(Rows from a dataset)
---------------
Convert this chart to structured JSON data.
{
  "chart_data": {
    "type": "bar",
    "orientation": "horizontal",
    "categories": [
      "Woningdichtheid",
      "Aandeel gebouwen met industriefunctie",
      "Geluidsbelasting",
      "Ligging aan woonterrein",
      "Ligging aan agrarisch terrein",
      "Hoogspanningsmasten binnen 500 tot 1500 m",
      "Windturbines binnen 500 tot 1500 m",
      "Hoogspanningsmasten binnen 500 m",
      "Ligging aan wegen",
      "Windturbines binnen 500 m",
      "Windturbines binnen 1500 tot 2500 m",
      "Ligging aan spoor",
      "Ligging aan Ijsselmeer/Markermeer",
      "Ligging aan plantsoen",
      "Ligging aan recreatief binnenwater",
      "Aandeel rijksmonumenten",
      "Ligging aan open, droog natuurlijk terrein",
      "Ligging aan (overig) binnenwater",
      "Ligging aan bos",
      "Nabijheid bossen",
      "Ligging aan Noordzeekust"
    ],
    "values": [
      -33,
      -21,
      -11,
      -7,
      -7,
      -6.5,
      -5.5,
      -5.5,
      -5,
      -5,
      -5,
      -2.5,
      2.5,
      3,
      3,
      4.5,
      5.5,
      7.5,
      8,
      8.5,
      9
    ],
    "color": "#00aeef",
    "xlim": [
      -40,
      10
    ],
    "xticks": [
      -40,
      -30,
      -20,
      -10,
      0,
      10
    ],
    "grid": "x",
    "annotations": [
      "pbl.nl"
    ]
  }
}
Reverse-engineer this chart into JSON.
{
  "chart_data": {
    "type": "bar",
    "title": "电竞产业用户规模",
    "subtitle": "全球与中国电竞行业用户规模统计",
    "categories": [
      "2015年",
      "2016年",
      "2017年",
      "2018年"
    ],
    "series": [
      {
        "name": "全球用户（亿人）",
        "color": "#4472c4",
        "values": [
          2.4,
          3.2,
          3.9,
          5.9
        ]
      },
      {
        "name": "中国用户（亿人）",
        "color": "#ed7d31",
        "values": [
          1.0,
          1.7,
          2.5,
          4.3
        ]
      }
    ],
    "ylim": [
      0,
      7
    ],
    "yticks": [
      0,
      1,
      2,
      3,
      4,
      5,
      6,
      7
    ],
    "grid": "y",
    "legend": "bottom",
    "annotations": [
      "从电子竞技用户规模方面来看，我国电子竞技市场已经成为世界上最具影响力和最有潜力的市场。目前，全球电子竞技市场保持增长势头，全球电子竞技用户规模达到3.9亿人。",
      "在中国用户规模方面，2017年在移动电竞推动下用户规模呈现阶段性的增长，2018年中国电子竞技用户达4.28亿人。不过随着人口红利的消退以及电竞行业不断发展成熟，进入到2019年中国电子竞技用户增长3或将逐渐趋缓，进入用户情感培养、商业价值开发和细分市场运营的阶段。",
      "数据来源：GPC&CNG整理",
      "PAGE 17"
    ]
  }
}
---------------
* _Task prompt_
Extract the complete set of records unchanged.

* _Exercise result_
Convert this chart to structured JSON data.
{
  "chart_data": {
    "type": "bar",
    "orientation": "horizontal",
    "categories": [
      "Woningdichtheid",
      "Aandeel gebouwen met industriefunctie",
      "Geluidsbelasting",
      "Ligging aan woonterrein",
      "Ligging aan agrarisch terrein",
      "Hoogspanningsmasten binnen 500 tot 1500 m",
      "Windturbines binnen 500 tot 1500 m",
      "Hoogspanningsmasten binnen 500 m",
      "Ligging aan wegen",
      "Windturbines binnen 500 m",
      "Windturbines binnen 1500 tot 2500 m",
      "Ligging aan spoor",
      "Ligging aan Ijsselmeer/Markermeer",
      "Ligging aan plantsoen",
      "Ligging aan recreatief binnenwater",
      "Aandeel rijksmonumenten",
      "Ligging aan open, droog natuurlijk terrein",
      "Ligging aan (overig) binnenwater",
      "Ligging aan bos",
      "Nabijheid bossen",
      "Ligging aan Noordzeekust"
    ],
    "values": [
      -33,
      -21,
      -11,
      -7,
      -7,
      -6.5,
      -5.5,
      -5.5,
      -5,
      -5,
      -5,
      -2.5,
      2.5,
      3,
      3,
      4.5,
      5.5,
      7.5,
      8,
      8.5,
      9
    ],
    "color": "#00aeef",
    "xlim": [
      -40,
      10
    ],
    "xticks": [
      -40,
      -30,
      -20,
      -10,
      0,
      10
    ],
    "grid": "x",
    "annotations": [
      "pbl.nl"
    ]
  }
}
Reverse-engineer this chart into JSON.
{
  "chart_data": {
    "type": "bar",
    "title": "电竞产业用户规模",
    "subtitle": "全球与中国电竞行业用户规模统计",
    "categories": [
      "2015年",
      "2016年",
      "2017年",
      "2018年"
    ],
    "series": [
      {
        "name": "全球用户（亿人）",
        "color": "#4472c4",
        "values": [
          2.4,
          3.2,
          3.9,
          5.9
        ]
      },
      {
        "name": "中国用户（亿人）",
        "color": "#ed7d31",
        "values": [
          1.0,
          1.7,
          2.5,
          4.3
        ]
      }
    ],
    "ylim": [
      0,
      7
    ],
    "yticks": [
      0,
      1,
      2,
      3,
      4,
      5,
      6,
      7
    ],
    "grid": "y",
    "legend": "bottom",
    "annotations": [
      "从电子竞技用户规模方面来看，我国电子竞技市场已经成为世界上最具影响力和最有潜力的市场。目前，全球电子竞技市场保持增长势头，全球电子竞技用户规模达到3.9亿人。",
      "在中国用户规模方面，2017年在移动电竞推动下用户规模呈现阶段性的增长，2018年中国电子竞技用户达4.28亿人。不过随着人口红利的消退以及电竞行业不断发展成熟，进入到2019年中国电子竞技用户增长3或将逐渐趋缓，进入用户情感培养、商业价值开发和细分市场运营的阶段。",
      "数据来源：GPC&CNG整理",
      "PAGE 17"
    ]
  }
}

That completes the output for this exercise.